Stored dataset items
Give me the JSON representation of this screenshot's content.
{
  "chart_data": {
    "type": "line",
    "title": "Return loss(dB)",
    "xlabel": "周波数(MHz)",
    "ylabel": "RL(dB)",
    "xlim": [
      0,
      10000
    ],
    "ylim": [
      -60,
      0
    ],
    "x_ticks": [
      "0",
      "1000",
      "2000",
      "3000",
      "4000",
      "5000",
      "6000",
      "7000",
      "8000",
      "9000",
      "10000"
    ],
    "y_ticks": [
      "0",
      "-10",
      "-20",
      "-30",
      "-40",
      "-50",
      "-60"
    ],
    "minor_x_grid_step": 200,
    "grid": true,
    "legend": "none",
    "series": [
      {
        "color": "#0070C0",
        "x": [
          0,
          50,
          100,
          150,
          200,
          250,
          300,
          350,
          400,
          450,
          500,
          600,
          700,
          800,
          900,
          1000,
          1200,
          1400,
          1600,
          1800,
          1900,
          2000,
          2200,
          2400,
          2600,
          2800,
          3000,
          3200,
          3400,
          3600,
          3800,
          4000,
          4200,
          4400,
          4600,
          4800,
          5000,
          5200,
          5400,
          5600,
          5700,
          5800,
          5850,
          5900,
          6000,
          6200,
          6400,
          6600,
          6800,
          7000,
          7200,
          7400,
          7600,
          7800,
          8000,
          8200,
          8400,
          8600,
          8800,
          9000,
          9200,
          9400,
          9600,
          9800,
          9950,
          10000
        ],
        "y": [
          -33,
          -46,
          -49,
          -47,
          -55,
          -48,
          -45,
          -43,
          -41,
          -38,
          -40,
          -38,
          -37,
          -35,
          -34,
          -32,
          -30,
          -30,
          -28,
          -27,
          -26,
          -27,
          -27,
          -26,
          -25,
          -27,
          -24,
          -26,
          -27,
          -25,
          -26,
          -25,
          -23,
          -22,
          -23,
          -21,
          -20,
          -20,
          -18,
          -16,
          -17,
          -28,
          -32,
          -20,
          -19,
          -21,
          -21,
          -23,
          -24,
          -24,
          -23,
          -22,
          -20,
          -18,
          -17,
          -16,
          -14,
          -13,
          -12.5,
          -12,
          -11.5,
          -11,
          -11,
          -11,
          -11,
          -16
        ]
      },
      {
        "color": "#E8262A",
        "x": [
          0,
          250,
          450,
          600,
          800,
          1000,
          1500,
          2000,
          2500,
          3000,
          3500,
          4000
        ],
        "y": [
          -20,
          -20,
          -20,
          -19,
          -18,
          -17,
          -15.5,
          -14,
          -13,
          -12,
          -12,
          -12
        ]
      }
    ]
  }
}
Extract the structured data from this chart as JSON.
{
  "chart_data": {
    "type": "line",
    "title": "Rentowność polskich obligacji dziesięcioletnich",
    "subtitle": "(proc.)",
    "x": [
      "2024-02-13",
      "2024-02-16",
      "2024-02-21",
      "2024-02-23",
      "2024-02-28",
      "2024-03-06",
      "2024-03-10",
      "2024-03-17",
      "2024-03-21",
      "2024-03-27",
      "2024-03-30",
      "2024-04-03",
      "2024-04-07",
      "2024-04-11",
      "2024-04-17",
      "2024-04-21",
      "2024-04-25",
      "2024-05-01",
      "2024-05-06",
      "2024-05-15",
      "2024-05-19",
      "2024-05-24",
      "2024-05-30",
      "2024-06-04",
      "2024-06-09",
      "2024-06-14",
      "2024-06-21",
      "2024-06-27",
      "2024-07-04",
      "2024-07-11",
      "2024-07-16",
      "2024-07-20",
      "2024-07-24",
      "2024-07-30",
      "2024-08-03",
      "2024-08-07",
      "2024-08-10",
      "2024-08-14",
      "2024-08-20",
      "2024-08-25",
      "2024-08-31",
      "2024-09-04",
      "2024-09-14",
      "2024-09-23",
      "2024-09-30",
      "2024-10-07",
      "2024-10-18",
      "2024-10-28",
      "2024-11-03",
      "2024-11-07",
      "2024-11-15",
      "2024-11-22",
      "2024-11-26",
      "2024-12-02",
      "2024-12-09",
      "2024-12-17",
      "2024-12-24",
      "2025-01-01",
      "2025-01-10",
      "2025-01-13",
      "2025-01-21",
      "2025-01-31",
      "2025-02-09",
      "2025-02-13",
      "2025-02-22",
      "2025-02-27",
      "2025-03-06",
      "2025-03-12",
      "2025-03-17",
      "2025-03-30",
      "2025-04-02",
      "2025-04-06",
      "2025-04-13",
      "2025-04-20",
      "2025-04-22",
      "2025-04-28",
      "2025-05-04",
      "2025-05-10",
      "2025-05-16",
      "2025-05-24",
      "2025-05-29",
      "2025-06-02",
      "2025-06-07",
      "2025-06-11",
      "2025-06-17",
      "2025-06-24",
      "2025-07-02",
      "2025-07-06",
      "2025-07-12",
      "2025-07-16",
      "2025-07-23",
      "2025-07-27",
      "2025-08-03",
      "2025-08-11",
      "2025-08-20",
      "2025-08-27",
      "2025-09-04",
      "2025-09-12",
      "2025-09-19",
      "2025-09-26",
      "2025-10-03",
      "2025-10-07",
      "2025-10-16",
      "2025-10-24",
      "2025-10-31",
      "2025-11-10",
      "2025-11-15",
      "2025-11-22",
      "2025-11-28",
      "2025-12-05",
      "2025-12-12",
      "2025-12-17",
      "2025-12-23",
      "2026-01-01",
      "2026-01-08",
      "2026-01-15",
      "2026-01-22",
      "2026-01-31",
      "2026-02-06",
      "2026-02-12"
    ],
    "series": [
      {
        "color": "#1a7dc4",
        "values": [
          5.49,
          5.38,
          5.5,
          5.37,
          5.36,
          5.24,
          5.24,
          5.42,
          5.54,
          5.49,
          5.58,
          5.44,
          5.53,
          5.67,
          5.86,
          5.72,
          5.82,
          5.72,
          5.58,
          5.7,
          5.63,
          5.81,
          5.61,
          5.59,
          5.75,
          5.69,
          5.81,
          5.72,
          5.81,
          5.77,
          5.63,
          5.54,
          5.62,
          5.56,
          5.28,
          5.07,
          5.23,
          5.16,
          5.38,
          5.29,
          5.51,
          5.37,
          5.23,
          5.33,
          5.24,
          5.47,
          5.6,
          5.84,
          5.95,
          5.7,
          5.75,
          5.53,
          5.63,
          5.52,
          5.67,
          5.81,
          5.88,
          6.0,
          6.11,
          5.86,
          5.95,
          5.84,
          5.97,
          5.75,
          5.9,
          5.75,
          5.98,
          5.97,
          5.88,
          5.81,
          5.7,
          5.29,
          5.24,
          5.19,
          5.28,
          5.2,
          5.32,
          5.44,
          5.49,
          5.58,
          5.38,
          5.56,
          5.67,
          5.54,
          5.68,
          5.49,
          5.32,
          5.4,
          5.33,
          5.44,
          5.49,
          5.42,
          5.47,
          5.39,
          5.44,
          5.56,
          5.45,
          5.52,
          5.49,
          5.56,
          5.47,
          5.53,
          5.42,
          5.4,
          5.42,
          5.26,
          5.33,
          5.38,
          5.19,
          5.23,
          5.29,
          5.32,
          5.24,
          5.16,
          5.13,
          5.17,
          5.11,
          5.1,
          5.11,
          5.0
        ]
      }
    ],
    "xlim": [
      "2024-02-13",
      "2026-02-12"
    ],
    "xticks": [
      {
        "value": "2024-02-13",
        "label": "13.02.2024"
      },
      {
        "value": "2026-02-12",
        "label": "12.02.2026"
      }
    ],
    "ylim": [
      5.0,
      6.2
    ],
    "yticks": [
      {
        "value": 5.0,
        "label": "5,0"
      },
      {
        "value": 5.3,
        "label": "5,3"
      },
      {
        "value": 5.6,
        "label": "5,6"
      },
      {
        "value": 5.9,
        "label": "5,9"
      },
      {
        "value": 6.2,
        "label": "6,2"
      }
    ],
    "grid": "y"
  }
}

**Task details:**
Copy each entry exactly, with nothing added or dropped.

**The solution:**
Give me the JSON representation of this screenshot's content.
{
  "chart_data": {
    "type": "line",
    "title": "Return loss(dB)",
    "xlabel": "周波数(MHz)",
    "ylabel": "RL(dB)",
    "xlim": [
      0,
      10000
    ],
    "ylim": [
      -60,
      0
    ],
    "x_ticks": [
      "0",
      "1000",
      "2000",
      "3000",
      "4000",
      "5000",
      "6000",
      "7000",
      "8000",
      "9000",
      "10000"
    ],
    "y_ticks": [
      "0",
      "-10",
      "-20",
      "-30",
      "-40",
      "-50",
      "-60"
    ],
    "minor_x_grid_step": 200,
    "grid": true,
    "legend": "none",
    "series": [
      {
        "color": "#0070C0",
        "x": [
          0,
          50,
          100,
          150,
          200,
          250,
          300,
          350,
          400,
          450,
          500,
          600,
          700,
          800,
          900,
          1000,
          1200,
          1400,
          1600,
          1800,
          1900,
          2000,
          2200,
          2400,
          2600,
          2800,
          3000,
          3200,
          3400,
          3600,
          3800,
          4000,
          4200,
          4400,
          4600,
          4800,
          5000,
          5200,
          5400,
          5600,
          5700,
          5800,
          5850,
          5900,
          6000,
          6200,
          6400,
          6600,
          6800,
          7000,
          7200,
          7400,
          7600,
          7800,
          8000,
          8200,
          8400,
          8600,
          8800,
          9000,
          9200,
          9400,
          9600,
          9800,
          9950,
          10000
        ],
        "y": [
          -33,
          -46,
          -49,
          -47,
          -55,
          -48,
          -45,
          -43,
          -41,
          -38,
          -40,
          -38,
          -37,
          -35,
          -34,
          -32,
          -30,
          -30,
          -28,
          -27,
          -26,
          -27,
          -27,
          -26,
          -25,
          -27,
          -24,
          -26,
          -27,
          -25,
          -26,
          -25,
          -23,
          -22,
          -23,
          -21,
          -20,
          -20,
          -18,
          -16,
          -17,
          -28,
          -32,
          -20,
          -19,
          -21,
          -21,
          -23,
          -24,
          -24,
          -23,
          -22,
          -20,
          -18,
          -17,
          -16,
          -14,
          -13,
          -12.5,
          -12,
          -11.5,
          -11,
          -11,
          -11,
          -11,
          -16
        ]
      },
      {
        "color": "#E8262A",
        "x": [
          0,
          250,
          450,
          600,
          800,
          1000,
          1500,
          2000,
          2500,
          3000,
          3500,
          4000
        ],
        "y": [
          -20,
          -20,
          -20,
          -19,
          -18,
          -17,
          -15.5,
          -14,
          -13,
          -12,
          -12,
          -12
        ]
      }
    ]
  }
}
Extract the structured data from this chart as JSON.
{
  "chart_data": {
    "type": "line",
    "title": "Rentowność polskich obligacji dziesięcioletnich",
    "subtitle": "(proc.)",
    "x": [
      "2024-02-13",
      "2024-02-16",
      "2024-02-21",
      "2024-02-23",
      "2024-02-28",
      "2024-03-06",
      "2024-03-10",
      "2024-03-17",
      "2024-03-21",
      "2024-03-27",
      "2024-03-30",
      "2024-04-03",
      "2024-04-07",
      "2024-04-11",
      "2024-04-17",
      "2024-04-21",
      "2024-04-25",
      "2024-05-01",
      "2024-05-06",
      "2024-05-15",
      "2024-05-19",
      "2024-05-24",
      "2024-05-30",
      "2024-06-04",
      "2024-06-09",
      "2024-06-14",
      "2024-06-21",
      "2024-06-27",
      "2024-07-04",
      "2024-07-11",
      "2024-07-16",
      "2024-07-20",
      "2024-07-24",
      "2024-07-30",
      "2024-08-03",
      "2024-08-07",
      "2024-08-10",
      "2024-08-14",
      "2024-08-20",
      "2024-08-25",
      "2024-08-31",
      "2024-09-04",
      "2024-09-14",
      "2024-09-23",
      "2024-09-30",
      "2024-10-07",
      "2024-10-18",
      "2024-10-28",
      "2024-11-03",
      "2024-11-07",
      "2024-11-15",
      "2024-11-22",
      "2024-11-26",
      "2024-12-02",
      "2024-12-09",
      "2024-12-17",
      "2024-12-24",
      "2025-01-01",
      "2025-01-10",
      "2025-01-13",
      "2025-01-21",
      "2025-01-31",
      "2025-02-09",
      "2025-02-13",
      "2025-02-22",
      "2025-02-27",
      "2025-03-06",
      "2025-03-12",
      "2025-03-17",
      "2025-03-30",
      "2025-04-02",
      "2025-04-06",
      "2025-04-13",
      "2025-04-20",
      "2025-04-22",
      "2025-04-28",
      "2025-05-04",
      "2025-05-10",
      "2025-05-16",
      "2025-05-24",
      "2025-05-29",
      "2025-06-02",
      "2025-06-07",
      "2025-06-11",
      "2025-06-17",
      "2025-06-24",
      "2025-07-02",
      "2025-07-06",
      "2025-07-12",
      "2025-07-16",
      "2025-07-23",
      "2025-07-27",
      "2025-08-03",
      "2025-08-11",
      "2025-08-20",
      "2025-08-27",
      "2025-09-04",
      "2025-09-12",
      "2025-09-19",
      "2025-09-26",
      "2025-10-03",
      "2025-10-07",
      "2025-10-16",
      "2025-10-24",
      "2025-10-31",
      "2025-11-10",
      "2025-11-15",
      "2025-11-22",
      "2025-11-28",
      "2025-12-05",
      "2025-12-12",
      "2025-12-17",
      "2025-12-23",
      "2026-01-01",
      "2026-01-08",
      "2026-01-15",
      "2026-01-22",
      "2026-01-31",
      "2026-02-06",
      "2026-02-12"
    ],
    "series": [
      {
        "color": "#1a7dc4",
        "values": [
          5.49,
          5.38,
          5.5,
          5.37,
          5.36,
          5.24,
          5.24,
          5.42,
          5.54,
          5.49,
          5.58,
          5.44,
          5.53,
          5.67,
          5.86,
          5.72,
          5.82,
          5.72,
          5.58,
          5.7,
          5.63,
          5.81,
          5.61,
          5.59,
          5.75,
          5.69,
          5.81,
          5.72,
          5.81,
          5.77,
          5.63,
          5.54,
          5.62,
          5.56,
          5.28,
          5.07,
          5.23,
          5.16,
          5.38,
          5.29,
          5.51,
          5.37,
          5.23,
          5.33,
          5.24,
          5.47,
          5.6,
          5.84,
          5.95,
          5.7,
          5.75,
          5.53,
          5.63,
          5.52,
          5.67,
          5.81,
          5.88,
          6.0,
          6.11,
          5.86,
          5.95,
          5.84,
          5.97,
          5.75,
          5.9,
          5.75,
          5.98,
          5.97,
          5.88,
          5.81,
          5.7,
          5.29,
          5.24,
          5.19,
          5.28,
          5.2,
          5.32,
          5.44,
          5.49,
          5.58,
          5.38,
          5.56,
          5.67,
          5.54,
          5.68,
          5.49,
          5.32,
          5.4,
          5.33,
          5.44,
          5.49,
          5.42,
          5.47,
          5.39,
          5.44,
          5.56,
          5.45,
          5.52,
          5.49,
          5.56,
          5.47,
          5.53,
          5.42,
          5.4,
          5.42,
          5.26,
          5.33,
          5.38,
          5.19,
          5.23,
          5.29,
          5.32,
          5.24,
          5.16,
          5.13,
          5.17,
          5.11,
          5.1,
          5.11,
          5.0
        ]
      }
    ],
    "xlim": [
      "2024-02-13",
      "2026-02-12"
    ],
    "xticks": [
      {
        "value": "2024-02-13",
        "label": "13.02.2024"
      },
      {
        "value": "2026-02-12",
        "label": "12.02.2026"
      }
    ],
    "ylim": [
      5.0,
      6.2
    ],
    "yticks": [
      {
        "value": 5.0,
        "label": "5,0"
      },
      {
        "value": 5.3,
        "label": "5,3"
      },
      {
        "value": 5.6,
        "label": "5,6"
      },
      {
        "value": 5.9,
        "label": "5,9"
      },
      {
        "value": 6.2,
        "label": "6,2"
      }
    ],
    "grid": "y"
  }
}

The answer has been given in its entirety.